Required work:
Go through the material below and copy all lines with "следующей".

Given information:

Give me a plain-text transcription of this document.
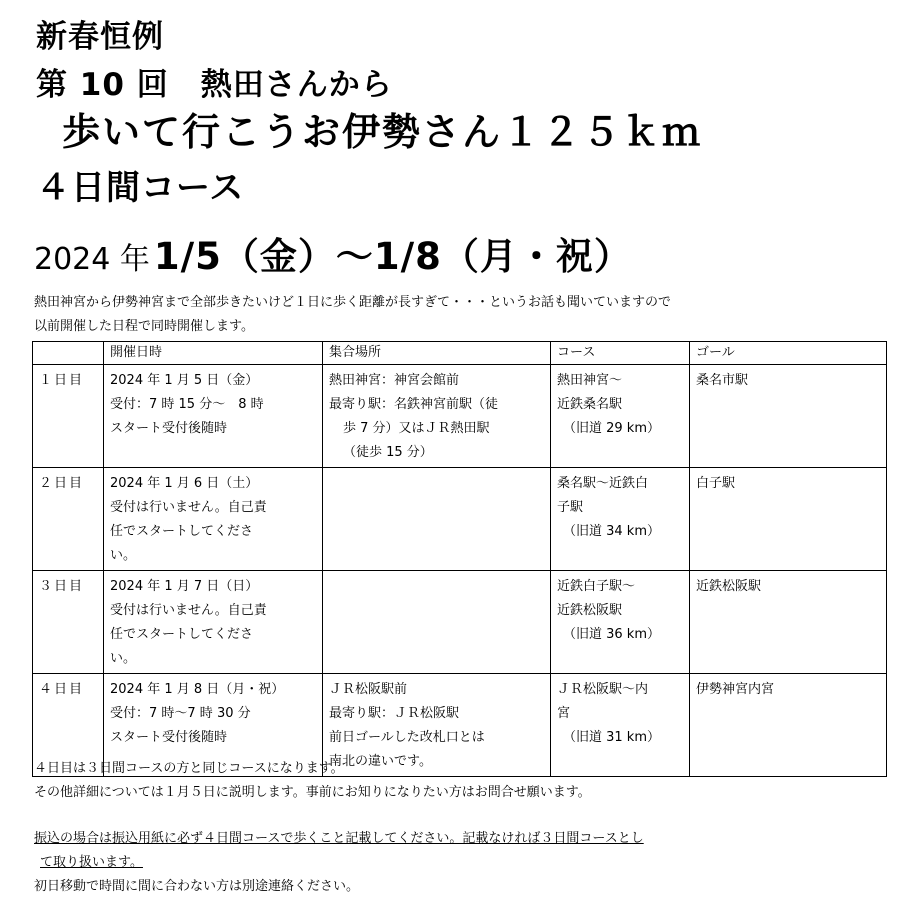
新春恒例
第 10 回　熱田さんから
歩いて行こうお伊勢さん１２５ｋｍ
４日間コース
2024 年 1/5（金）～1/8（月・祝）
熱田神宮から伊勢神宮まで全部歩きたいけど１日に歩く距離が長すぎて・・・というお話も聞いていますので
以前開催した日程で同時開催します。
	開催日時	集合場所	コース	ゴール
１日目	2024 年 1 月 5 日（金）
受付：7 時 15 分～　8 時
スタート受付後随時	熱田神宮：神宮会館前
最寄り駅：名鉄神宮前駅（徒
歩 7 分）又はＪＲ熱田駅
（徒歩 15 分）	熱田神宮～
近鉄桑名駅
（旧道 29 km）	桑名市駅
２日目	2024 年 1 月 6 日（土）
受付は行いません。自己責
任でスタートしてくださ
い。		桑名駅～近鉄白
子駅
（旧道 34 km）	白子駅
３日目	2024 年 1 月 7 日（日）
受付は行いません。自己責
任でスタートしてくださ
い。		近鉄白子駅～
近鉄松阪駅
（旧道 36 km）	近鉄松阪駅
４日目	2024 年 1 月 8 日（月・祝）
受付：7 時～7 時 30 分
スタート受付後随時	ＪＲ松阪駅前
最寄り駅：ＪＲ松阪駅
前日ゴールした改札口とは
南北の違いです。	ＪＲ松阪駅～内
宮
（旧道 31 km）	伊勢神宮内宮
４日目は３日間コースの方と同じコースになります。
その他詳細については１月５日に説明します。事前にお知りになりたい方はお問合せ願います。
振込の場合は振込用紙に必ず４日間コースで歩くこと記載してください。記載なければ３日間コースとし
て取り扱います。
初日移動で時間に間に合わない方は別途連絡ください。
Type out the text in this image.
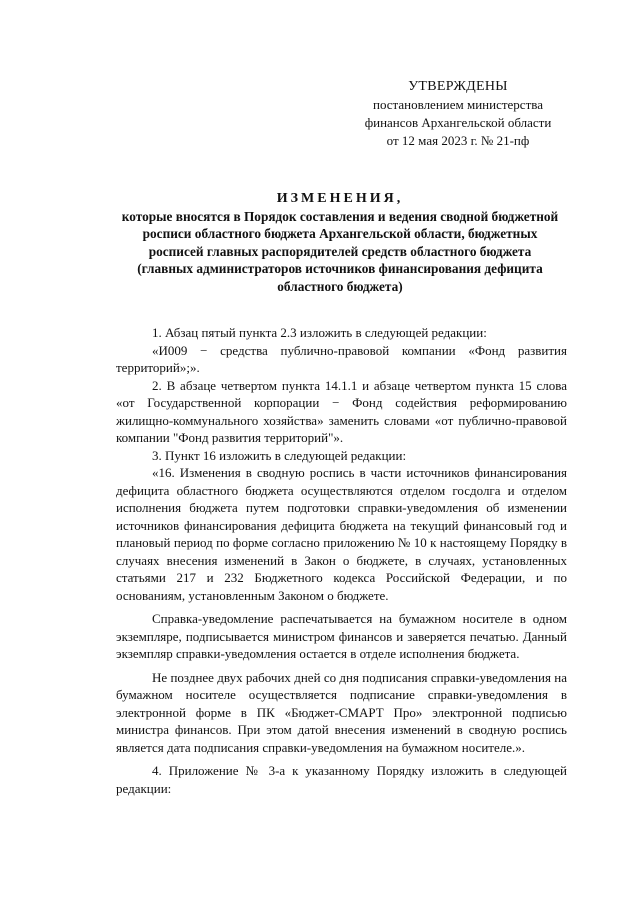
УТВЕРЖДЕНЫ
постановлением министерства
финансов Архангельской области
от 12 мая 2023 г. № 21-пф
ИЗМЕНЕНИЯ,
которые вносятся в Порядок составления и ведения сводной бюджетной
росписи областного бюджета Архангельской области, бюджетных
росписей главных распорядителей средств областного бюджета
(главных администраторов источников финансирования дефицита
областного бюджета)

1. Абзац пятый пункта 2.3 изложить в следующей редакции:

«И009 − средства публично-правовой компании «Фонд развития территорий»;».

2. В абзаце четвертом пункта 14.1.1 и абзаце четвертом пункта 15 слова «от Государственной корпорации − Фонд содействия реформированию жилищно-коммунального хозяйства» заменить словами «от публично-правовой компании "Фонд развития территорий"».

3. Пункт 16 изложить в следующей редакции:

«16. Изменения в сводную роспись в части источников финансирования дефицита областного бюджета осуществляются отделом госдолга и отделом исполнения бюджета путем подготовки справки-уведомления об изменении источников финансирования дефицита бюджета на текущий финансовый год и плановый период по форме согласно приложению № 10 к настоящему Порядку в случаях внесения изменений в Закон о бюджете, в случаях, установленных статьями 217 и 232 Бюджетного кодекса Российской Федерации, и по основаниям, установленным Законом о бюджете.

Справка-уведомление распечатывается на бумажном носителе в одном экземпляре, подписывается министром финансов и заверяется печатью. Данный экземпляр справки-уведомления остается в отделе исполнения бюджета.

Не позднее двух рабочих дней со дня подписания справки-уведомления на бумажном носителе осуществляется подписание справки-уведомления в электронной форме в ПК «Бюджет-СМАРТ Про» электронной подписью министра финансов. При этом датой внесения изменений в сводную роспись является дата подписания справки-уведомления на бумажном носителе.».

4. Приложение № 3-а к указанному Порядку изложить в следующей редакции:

Result:
1. Абзац пятый пункта 2.3 изложить в следующей редакции:
3. Пункт 16 изложить в следующей редакции:
4. Приложение № 3-а к указанному Порядку изложить в следующей редакции:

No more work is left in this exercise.